-- start --

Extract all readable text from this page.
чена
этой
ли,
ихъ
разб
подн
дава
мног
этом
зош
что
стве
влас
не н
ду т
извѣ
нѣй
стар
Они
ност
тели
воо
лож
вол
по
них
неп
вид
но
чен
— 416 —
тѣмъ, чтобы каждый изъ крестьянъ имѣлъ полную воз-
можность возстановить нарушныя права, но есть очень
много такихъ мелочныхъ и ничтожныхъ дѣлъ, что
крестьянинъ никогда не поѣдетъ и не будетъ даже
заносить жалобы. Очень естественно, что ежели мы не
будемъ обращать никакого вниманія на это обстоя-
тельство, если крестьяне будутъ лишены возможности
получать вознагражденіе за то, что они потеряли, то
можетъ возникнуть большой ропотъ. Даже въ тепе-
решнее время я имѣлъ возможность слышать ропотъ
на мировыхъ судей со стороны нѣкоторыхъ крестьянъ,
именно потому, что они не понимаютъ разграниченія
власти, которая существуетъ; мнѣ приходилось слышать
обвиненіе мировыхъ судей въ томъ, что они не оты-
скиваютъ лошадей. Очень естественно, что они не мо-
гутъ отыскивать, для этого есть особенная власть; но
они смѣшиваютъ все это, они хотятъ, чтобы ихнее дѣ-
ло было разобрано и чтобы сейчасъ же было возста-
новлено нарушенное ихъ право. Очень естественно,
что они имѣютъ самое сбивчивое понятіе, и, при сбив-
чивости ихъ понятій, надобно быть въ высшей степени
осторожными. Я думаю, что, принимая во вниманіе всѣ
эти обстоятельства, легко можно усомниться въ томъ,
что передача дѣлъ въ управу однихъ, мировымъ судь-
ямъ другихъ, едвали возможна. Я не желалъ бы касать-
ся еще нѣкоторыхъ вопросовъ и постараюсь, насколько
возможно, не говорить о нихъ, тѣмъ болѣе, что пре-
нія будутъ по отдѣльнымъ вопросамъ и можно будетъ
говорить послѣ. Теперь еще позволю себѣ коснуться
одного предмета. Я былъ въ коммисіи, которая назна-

-- end --

#### [EXERCISE TASK]
Each entry must be reproduced verbatim.

#### [ANSWER FOR THE TASK]
Extract all readable text from this page.
чена
этой
ли,
ихъ
разб
подн
дава
мног
этом
зош
что
стве
влас
не н
ду т
извѣ
нѣй
стар
Они
ност
тели
воо
лож
вол
по
них
неп
вид
но
чен
— 416 —
тѣмъ, чтобы каждый изъ крестьянъ имѣлъ полную воз-
можность возстановить нарушныя права, но есть очень
много такихъ мелочныхъ и ничтожныхъ дѣлъ, что
крестьянинъ никогда не поѣдетъ и не будетъ даже
заносить жалобы. Очень естественно, что ежели мы не
будемъ обращать никакого вниманія на это обстоя-
тельство, если крестьяне будутъ лишены возможности
получать вознагражденіе за то, что они потеряли, то
можетъ возникнуть большой ропотъ. Даже въ тепе-
решнее время я имѣлъ возможность слышать ропотъ
на мировыхъ судей со стороны нѣкоторыхъ крестьянъ,
именно потому, что они не понимаютъ разграниченія
власти, которая существуетъ; мнѣ приходилось слышать
обвиненіе мировыхъ судей въ томъ, что они не оты-
скиваютъ лошадей. Очень естественно, что они не мо-
гутъ отыскивать, для этого есть особенная власть; но
они смѣшиваютъ все это, они хотятъ, чтобы ихнее дѣ-
ло было разобрано и чтобы сейчасъ же было возста-
новлено нарушенное ихъ право. Очень естественно,
что они имѣютъ самое сбивчивое понятіе, и, при сбив-
чивости ихъ понятій, надобно быть въ высшей степени
осторожными. Я думаю, что, принимая во вниманіе всѣ
эти обстоятельства, легко можно усомниться въ томъ,
что передача дѣлъ въ управу однихъ, мировымъ судь-
ямъ другихъ, едвали возможна. Я не желалъ бы касать-
ся еще нѣкоторыхъ вопросовъ и постараюсь, насколько
возможно, не говорить о нихъ, тѣмъ болѣе, что пре-
нія будутъ по отдѣльнымъ вопросамъ и можно будетъ
говорить послѣ. Теперь еще позволю себѣ коснуться
одного предмета. Я былъ въ коммисіи, которая назна-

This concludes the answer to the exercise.